-- START OF LISTED RECORDS --

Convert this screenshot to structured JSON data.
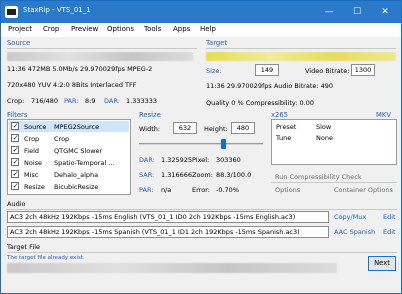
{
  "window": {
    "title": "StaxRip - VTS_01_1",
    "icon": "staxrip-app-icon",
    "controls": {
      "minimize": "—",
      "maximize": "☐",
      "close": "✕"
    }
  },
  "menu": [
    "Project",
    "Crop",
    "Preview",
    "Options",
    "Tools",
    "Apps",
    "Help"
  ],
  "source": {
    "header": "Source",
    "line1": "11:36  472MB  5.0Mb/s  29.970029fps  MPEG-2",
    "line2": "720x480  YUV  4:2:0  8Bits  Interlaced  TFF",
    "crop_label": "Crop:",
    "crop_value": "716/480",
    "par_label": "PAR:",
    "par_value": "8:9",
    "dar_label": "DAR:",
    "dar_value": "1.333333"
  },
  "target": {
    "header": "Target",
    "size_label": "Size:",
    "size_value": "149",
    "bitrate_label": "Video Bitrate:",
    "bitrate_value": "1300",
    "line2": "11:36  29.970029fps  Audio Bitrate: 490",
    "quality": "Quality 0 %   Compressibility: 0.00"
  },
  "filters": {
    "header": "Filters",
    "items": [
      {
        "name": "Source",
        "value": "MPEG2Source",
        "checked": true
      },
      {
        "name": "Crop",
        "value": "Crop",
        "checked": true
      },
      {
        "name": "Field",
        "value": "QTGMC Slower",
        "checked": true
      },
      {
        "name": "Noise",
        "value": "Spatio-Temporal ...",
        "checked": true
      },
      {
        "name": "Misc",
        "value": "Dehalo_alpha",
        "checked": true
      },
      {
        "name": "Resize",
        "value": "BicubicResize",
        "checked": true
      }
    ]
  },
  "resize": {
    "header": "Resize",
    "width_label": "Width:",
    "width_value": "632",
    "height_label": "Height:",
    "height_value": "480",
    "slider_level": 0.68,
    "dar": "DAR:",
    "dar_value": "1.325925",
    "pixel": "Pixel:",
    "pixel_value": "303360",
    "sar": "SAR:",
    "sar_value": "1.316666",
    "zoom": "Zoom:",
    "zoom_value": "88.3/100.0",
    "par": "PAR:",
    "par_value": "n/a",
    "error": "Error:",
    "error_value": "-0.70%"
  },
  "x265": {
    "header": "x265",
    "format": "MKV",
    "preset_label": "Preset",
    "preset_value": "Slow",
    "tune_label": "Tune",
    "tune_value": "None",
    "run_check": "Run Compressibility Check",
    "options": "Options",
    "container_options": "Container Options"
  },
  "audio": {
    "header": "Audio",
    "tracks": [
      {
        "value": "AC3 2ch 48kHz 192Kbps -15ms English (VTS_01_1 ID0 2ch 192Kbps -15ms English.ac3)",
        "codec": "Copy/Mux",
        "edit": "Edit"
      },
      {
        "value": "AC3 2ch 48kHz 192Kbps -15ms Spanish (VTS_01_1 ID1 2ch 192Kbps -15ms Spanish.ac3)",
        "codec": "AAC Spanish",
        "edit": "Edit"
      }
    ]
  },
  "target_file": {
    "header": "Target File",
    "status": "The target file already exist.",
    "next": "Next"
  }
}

-- END OF LISTED RECORDS --

Transcribe every entry word for word, but omit the pictures.

Convert this screenshot to structured JSON data.
{
  "window": {
    "title": "StaxRip - VTS_01_1",
    "icon": "staxrip-app-icon",
    "controls": {
      "minimize": "—",
      "maximize": "☐",
      "close": "✕"
    }
  },
  "menu": [
    "Project",
    "Crop",
    "Preview",
    "Options",
    "Tools",
    "Apps",
    "Help"
  ],
  "source": {
    "header": "Source",
    "line1": "11:36  472MB  5.0Mb/s  29.970029fps  MPEG-2",
    "line2": "720x480  YUV  4:2:0  8Bits  Interlaced  TFF",
    "crop_label": "Crop:",
    "crop_value": "716/480",
    "par_label": "PAR:",
    "par_value": "8:9",
    "dar_label": "DAR:",
    "dar_value": "1.333333"
  },
  "target": {
    "header": "Target",
    "size_label": "Size:",
    "size_value": "149",
    "bitrate_label": "Video Bitrate:",
    "bitrate_value": "1300",
    "line2": "11:36  29.970029fps  Audio Bitrate: 490",
    "quality": "Quality 0 %   Compressibility: 0.00"
  },
  "filters": {
    "header": "Filters",
    "items": [
      {
        "name": "Source",
        "value": "MPEG2Source",
        "checked": true
      },
      {
        "name": "Crop",
        "value": "Crop",
        "checked": true
      },
      {
        "name": "Field",
        "value": "QTGMC Slower",
        "checked": true
      },
      {
        "name": "Noise",
        "value": "Spatio-Temporal ...",
        "checked": true
      },
      {
        "name": "Misc",
        "value": "Dehalo_alpha",
        "checked": true
      },
      {
        "name": "Resize",
        "value": "BicubicResize",
        "checked": true
      }
    ]
  },
  "resize": {
    "header": "Resize",
    "width_label": "Width:",
    "width_value": "632",
    "height_label": "Height:",
    "height_value": "480",
    "slider_level": 0.68,
    "dar": "DAR:",
    "dar_value": "1.325925",
    "pixel": "Pixel:",
    "pixel_value": "303360",
    "sar": "SAR:",
    "sar_value": "1.316666",
    "zoom": "Zoom:",
    "zoom_value": "88.3/100.0",
    "par": "PAR:",
    "par_value": "n/a",
    "error": "Error:",
    "error_value": "-0.70%"
  },
  "x265": {
    "header": "x265",
    "format": "MKV",
    "preset_label": "Preset",
    "preset_value": "Slow",
    "tune_label": "Tune",
    "tune_value": "None",
    "run_check": "Run Compressibility Check",
    "options": "Options",
    "container_options": "Container Options"
  },
  "audio": {
    "header": "Audio",
    "tracks": [
      {
        "value": "AC3 2ch 48kHz 192Kbps -15ms English (VTS_01_1 ID0 2ch 192Kbps -15ms English.ac3)",
        "codec": "Copy/Mux",
        "edit": "Edit"
      },
      {
        "value": "AC3 2ch 48kHz 192Kbps -15ms Spanish (VTS_01_1 ID1 2ch 192Kbps -15ms Spanish.ac3)",
        "codec": "AAC Spanish",
        "edit": "Edit"
      }
    ]
  },
  "target_file": {
    "header": "Target File",
    "status": "The target file already exist.",
    "next": "Next"
  }
}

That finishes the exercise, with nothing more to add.